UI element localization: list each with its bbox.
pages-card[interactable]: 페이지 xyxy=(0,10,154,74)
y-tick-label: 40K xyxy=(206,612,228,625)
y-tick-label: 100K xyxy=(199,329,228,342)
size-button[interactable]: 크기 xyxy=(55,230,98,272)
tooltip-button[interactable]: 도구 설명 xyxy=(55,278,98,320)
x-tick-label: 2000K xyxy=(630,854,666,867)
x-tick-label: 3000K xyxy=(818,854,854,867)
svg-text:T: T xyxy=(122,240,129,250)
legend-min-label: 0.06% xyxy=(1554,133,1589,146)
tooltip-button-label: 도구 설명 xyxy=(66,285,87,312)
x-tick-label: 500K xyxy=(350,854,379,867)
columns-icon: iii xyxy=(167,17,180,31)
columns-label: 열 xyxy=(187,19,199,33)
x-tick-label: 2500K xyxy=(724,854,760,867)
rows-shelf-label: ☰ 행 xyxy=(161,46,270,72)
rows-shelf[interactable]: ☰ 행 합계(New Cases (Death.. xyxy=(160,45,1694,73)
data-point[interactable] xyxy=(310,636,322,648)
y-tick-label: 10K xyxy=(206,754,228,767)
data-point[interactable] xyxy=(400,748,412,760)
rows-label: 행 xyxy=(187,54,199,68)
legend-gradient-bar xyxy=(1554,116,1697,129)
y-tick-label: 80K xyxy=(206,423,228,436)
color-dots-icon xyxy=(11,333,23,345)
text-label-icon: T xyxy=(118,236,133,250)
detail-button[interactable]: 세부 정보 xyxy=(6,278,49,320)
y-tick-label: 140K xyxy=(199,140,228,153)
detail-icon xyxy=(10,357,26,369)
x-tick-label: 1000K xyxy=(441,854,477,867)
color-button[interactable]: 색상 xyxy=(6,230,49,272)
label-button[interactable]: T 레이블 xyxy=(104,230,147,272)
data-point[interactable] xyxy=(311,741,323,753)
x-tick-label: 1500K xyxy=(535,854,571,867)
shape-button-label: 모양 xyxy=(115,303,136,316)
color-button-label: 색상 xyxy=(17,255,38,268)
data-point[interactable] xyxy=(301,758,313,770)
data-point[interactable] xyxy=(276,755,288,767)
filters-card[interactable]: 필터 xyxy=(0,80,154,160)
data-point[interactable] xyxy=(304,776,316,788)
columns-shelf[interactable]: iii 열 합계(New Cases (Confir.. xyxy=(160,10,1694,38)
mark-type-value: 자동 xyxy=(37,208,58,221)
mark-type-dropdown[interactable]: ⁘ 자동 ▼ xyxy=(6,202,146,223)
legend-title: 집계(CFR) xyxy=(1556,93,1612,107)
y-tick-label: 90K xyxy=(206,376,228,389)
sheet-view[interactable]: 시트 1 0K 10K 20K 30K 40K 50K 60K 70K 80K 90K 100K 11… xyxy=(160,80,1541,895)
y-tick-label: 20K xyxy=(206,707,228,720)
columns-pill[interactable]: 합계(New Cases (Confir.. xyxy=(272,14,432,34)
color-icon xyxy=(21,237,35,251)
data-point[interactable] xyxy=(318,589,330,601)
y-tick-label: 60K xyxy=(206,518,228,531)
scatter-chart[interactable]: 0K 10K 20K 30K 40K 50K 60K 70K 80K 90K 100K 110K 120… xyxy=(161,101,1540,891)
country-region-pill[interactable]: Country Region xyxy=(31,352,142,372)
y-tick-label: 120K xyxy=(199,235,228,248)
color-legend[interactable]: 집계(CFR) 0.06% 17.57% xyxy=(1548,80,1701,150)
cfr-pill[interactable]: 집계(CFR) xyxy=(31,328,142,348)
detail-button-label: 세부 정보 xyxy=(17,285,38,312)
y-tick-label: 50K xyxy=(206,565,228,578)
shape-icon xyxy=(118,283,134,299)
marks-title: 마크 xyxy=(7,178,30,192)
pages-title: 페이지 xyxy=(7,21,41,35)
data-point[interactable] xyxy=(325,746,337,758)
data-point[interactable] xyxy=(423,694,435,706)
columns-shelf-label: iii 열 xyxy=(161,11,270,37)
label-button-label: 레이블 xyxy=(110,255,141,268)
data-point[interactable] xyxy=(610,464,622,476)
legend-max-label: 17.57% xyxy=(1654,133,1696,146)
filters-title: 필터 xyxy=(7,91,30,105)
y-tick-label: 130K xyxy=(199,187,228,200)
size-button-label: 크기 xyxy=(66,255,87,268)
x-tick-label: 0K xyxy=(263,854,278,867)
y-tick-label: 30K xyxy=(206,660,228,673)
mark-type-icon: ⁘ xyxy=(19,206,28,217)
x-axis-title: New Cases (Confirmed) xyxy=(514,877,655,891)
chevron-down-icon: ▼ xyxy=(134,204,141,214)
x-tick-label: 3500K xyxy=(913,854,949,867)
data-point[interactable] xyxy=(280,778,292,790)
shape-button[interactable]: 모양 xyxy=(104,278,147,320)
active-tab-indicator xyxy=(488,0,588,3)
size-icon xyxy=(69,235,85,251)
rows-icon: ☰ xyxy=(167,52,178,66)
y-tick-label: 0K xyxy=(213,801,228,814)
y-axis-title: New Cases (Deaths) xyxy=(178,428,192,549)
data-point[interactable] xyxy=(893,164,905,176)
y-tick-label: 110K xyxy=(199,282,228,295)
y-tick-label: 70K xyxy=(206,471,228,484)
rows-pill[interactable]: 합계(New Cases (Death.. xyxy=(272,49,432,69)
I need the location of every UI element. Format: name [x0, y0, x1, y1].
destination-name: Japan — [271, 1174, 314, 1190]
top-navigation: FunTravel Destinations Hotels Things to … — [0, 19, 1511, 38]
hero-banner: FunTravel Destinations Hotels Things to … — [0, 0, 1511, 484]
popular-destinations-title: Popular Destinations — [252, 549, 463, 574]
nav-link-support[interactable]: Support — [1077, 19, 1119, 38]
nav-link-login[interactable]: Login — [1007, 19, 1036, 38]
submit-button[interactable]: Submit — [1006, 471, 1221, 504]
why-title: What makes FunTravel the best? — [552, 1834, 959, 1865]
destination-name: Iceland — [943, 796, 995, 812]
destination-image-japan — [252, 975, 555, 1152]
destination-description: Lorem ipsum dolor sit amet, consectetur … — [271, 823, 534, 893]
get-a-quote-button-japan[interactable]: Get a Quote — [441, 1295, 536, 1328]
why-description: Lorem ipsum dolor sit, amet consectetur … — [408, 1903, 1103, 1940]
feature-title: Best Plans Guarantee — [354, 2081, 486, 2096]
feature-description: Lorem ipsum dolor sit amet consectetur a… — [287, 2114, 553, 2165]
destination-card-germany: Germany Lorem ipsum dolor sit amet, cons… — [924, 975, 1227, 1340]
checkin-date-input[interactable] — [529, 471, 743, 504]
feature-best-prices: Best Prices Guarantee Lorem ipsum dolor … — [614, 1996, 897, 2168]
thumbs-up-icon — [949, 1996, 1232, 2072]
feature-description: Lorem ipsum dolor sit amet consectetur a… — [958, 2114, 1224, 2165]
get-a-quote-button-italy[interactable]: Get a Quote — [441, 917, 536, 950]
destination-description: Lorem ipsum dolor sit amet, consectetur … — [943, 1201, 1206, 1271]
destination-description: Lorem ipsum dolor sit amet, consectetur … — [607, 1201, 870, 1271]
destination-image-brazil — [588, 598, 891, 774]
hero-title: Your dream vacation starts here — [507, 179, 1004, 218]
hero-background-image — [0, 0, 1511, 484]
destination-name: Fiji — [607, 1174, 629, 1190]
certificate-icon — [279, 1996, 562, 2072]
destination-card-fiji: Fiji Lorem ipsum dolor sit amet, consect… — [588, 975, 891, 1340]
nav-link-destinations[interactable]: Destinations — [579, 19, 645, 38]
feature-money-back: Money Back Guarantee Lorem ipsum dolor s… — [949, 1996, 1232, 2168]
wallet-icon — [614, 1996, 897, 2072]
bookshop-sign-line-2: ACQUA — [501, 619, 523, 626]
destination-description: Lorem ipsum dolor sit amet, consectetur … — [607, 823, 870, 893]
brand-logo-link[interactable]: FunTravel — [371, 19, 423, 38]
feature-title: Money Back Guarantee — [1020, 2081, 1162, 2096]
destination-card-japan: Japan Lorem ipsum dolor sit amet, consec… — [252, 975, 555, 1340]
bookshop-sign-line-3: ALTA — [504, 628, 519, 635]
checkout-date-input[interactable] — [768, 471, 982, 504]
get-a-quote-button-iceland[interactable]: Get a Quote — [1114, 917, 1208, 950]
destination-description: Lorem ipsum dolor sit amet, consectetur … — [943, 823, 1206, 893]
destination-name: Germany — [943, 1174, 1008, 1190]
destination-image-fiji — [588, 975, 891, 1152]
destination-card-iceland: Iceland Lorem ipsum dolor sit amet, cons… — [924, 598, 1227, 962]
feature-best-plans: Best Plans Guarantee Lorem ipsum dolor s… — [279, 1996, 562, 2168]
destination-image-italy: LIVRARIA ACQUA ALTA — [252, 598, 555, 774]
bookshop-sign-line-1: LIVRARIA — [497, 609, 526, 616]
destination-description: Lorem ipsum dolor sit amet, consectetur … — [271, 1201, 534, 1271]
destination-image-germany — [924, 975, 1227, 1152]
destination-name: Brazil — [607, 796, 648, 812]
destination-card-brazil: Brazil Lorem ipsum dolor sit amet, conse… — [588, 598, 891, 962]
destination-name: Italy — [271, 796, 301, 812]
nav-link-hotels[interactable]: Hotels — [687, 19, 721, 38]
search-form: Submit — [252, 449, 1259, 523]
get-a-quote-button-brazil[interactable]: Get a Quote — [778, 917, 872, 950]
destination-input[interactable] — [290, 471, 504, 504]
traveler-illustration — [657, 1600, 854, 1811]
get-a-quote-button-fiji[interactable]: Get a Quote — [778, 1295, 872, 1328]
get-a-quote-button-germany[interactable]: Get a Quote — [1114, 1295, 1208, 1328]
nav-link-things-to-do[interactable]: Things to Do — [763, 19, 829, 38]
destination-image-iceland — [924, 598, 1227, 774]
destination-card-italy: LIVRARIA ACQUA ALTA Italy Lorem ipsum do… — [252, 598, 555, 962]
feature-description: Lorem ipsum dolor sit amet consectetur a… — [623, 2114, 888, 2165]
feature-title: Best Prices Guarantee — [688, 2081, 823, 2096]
┄┄┄┄┄┄┄┄┄┄┄┄┄┄┄┄┄┄┄┄
Format the records as a Markdown table with two columns, Row and Line, covering only the lines from the start of the records through the line that contains "rows-shelf[interactable]: ☰ 행". Number each row and leave out blank lines.

| Row | Line |
|---|---|
| 1 | UI element localization: list each with its bbox. |
| 2 | pages-card[interactable]: 페이지 xyxy=(0,10,154,74) |
| 3 | y-tick-label: 40K xyxy=(206,612,228,625) |
| 4 | y-tick-label: 100K xyxy=(199,329,228,342) |
| 5 | size-button[interactable]: 크기 xyxy=(55,230,98,272) |
| 6 | tooltip-button[interactable]: 도구 설명 xyxy=(55,278,98,320) |
| 7 | x-tick-label: 2000K xyxy=(630,854,666,867) |
| 8 | x-tick-label: 3000K xyxy=(818,854,854,867) |
| 9 | svg-text:T: T xyxy=(122,240,129,250) |
| 10 | legend-min-label: 0.06% xyxy=(1554,133,1589,146) |
| 11 | tooltip-button-label: 도구 설명 xyxy=(66,285,87,312) |
| 12 | x-tick-label: 500K xyxy=(350,854,379,867) |
| 13 | columns-icon: iii xyxy=(167,17,180,31) |
| 14 | columns-label: 열 xyxy=(187,19,199,33) |
| 15 | x-tick-label: 2500K xyxy=(724,854,760,867) |
| 16 | rows-shelf-label: ☰ 행 xyxy=(161,46,270,72) |
| 17 | rows-shelf[interactable]: ☰ 행 합계(New Cases (Death.. xyxy=(160,45,1694,73) |